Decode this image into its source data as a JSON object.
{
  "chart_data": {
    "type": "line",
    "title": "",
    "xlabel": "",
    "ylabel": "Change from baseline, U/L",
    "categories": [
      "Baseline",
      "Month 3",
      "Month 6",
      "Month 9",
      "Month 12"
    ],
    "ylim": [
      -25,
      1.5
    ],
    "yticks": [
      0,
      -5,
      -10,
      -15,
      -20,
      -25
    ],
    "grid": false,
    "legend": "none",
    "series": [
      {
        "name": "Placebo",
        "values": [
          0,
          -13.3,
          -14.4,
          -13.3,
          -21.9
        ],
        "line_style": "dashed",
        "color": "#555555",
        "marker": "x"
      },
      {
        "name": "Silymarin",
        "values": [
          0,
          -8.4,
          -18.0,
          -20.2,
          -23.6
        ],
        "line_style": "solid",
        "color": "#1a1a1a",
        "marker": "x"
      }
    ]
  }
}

..............................

### EXERCISE
Print every record exactly as it was given.

### EXERCISE ANSWER
Decode this image into its source data as a JSON object.
{
  "chart_data": {
    "type": "line",
    "title": "",
    "xlabel": "",
    "ylabel": "Change from baseline, U/L",
    "categories": [
      "Baseline",
      "Month 3",
      "Month 6",
      "Month 9",
      "Month 12"
    ],
    "ylim": [
      -25,
      1.5
    ],
    "yticks": [
      0,
      -5,
      -10,
      -15,
      -20,
      -25
    ],
    "grid": false,
    "legend": "none",
    "series": [
      {
        "name": "Placebo",
        "values": [
          0,
          -13.3,
          -14.4,
          -13.3,
          -21.9
        ],
        "line_style": "dashed",
        "color": "#555555",
        "marker": "x"
      },
      {
        "name": "Silymarin",
        "values": [
          0,
          -8.4,
          -18.0,
          -20.2,
          -23.6
        ],
        "line_style": "solid",
        "color": "#1a1a1a",
        "marker": "x"
      }
    ]
  }
}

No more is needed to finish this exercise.